┌──

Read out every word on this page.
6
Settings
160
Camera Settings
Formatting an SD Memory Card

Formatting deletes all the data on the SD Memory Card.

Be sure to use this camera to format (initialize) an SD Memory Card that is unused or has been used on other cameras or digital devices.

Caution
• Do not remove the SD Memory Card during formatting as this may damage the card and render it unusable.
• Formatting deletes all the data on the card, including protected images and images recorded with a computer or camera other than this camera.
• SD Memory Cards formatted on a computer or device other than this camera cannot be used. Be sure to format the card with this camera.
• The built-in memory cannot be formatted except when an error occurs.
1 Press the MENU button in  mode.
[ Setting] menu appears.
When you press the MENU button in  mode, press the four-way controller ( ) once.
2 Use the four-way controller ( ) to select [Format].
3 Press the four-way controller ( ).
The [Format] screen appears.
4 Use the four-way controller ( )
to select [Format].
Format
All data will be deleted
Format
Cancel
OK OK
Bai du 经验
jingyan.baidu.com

└──

PROBLEM TO WORK ON> Looking at the records above, count the lines where the word "deletes" appears. State only the number.

TASK RESULT> 2